╭─ DATA TO PROCESS
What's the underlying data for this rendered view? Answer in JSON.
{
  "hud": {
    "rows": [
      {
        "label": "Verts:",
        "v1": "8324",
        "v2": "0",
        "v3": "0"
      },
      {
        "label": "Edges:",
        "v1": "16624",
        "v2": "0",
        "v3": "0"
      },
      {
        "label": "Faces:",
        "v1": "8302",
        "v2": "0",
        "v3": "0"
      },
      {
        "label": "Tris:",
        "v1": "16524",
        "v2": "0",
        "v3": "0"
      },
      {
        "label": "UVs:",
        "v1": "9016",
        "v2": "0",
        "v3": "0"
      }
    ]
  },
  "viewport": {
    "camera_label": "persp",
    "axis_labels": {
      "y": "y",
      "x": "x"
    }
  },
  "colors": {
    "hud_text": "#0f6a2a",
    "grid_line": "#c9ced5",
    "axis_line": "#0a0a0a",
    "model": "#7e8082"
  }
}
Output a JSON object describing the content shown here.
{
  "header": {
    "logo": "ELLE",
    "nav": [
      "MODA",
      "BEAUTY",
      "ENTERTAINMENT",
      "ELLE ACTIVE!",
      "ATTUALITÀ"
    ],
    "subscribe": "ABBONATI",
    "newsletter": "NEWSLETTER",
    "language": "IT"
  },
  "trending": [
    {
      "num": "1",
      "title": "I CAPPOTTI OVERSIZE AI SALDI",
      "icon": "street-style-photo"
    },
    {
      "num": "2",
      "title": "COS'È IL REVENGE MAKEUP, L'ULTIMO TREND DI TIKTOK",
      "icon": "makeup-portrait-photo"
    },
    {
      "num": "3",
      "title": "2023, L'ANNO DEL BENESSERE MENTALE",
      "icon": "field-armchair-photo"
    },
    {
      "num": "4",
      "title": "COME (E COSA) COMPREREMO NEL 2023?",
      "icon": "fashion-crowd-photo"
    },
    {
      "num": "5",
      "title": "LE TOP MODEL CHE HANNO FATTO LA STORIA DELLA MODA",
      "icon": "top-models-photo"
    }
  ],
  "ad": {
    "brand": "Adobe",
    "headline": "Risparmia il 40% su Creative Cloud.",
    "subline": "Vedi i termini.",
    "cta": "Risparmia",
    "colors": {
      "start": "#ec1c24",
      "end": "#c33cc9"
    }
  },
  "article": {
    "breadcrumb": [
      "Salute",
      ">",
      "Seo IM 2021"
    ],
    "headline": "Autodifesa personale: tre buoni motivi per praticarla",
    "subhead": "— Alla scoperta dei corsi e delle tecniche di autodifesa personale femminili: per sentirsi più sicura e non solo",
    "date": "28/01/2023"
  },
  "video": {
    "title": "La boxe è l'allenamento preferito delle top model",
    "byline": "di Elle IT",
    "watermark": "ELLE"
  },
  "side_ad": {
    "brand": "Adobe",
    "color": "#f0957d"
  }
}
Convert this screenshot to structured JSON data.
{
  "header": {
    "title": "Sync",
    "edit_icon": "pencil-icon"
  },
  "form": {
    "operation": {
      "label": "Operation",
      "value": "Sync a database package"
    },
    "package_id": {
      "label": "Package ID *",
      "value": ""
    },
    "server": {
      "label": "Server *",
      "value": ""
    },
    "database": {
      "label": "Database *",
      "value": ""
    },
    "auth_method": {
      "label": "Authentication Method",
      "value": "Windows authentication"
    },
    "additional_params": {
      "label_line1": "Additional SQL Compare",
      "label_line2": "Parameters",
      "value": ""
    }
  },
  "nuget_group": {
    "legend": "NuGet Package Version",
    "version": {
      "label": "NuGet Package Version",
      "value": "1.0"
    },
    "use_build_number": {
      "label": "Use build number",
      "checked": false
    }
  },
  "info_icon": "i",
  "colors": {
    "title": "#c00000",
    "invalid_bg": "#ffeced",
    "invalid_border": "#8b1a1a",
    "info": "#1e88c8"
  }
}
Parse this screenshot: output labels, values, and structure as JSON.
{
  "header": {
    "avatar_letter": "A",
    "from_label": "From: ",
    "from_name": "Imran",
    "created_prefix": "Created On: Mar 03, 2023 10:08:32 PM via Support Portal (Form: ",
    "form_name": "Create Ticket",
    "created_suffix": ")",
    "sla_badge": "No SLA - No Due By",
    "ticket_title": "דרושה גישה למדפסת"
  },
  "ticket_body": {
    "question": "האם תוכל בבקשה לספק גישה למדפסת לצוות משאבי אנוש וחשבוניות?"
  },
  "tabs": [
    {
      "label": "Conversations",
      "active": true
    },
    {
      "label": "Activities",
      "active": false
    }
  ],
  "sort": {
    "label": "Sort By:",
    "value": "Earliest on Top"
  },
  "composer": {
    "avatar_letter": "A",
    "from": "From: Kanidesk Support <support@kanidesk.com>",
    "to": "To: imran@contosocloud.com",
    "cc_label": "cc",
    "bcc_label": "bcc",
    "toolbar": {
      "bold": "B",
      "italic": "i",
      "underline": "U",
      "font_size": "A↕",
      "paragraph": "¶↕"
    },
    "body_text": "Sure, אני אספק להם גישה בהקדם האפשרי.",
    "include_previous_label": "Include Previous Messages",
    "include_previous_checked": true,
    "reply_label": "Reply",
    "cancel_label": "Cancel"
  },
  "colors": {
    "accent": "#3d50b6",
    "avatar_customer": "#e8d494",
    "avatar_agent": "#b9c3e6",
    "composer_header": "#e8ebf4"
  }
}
╰─
CHALLENGE
Gather all lines from the listing above in which "MODA" occurs.

OUTPUT BELOW
      "MODA",
      "title": "LE TOP MODEL CHE HANNO FATTO LA STORIA DELLA MODA",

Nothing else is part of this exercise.